>> BEGIN PROVIDED DATA

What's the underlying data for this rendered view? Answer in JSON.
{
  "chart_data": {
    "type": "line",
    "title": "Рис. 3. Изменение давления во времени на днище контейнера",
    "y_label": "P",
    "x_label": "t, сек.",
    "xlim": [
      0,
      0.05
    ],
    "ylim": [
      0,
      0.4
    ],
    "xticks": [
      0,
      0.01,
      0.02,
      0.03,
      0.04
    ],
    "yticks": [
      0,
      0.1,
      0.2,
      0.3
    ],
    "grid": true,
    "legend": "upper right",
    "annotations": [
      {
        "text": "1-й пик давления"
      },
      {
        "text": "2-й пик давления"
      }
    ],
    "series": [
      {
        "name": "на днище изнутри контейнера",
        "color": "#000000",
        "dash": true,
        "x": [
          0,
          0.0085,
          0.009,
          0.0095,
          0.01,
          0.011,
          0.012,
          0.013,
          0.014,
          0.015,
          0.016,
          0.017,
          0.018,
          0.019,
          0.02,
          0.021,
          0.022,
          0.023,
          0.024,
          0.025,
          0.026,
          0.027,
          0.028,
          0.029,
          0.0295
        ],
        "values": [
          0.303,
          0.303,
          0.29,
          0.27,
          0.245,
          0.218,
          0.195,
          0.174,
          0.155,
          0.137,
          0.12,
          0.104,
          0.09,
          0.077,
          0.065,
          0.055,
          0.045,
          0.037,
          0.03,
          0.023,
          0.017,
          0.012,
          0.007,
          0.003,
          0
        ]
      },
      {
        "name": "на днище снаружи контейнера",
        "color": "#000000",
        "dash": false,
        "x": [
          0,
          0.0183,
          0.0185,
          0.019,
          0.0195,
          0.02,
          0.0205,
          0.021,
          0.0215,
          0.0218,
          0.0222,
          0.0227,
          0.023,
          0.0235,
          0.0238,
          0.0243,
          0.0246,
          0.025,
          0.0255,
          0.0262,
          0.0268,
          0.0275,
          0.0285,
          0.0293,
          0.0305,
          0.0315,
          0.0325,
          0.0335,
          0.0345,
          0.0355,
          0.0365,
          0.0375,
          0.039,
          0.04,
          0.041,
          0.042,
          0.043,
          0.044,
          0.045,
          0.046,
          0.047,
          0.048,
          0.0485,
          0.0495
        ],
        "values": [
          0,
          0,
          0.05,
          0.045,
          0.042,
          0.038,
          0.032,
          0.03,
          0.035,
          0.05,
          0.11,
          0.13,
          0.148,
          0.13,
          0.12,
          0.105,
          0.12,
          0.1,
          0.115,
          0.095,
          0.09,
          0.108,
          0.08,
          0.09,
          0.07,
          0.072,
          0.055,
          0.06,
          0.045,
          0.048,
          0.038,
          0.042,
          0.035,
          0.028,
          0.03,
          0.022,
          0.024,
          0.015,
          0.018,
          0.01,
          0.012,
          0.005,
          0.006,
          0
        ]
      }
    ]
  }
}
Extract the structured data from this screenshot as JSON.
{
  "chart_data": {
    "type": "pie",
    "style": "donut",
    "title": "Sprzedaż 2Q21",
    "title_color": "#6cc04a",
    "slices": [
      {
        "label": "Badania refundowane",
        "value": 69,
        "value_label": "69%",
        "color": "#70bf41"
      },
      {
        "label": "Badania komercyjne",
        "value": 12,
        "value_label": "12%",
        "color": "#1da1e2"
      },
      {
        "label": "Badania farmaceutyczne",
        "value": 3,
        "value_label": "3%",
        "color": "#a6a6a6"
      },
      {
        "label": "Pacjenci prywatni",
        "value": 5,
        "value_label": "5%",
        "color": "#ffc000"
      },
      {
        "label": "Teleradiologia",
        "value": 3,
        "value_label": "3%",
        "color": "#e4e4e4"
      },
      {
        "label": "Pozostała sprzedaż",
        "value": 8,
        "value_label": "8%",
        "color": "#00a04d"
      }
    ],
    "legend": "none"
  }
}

>> END PROVIDED DATA

WORK TO DO
Show, from the listing above, each line that contains the word "днище".

THE ANSWER
    "title": "Рис. 3. Изменение давления во времени на днище контейнера",
        "name": "на днище изнутри контейнера",
        "name": "на днище снаружи контейнера",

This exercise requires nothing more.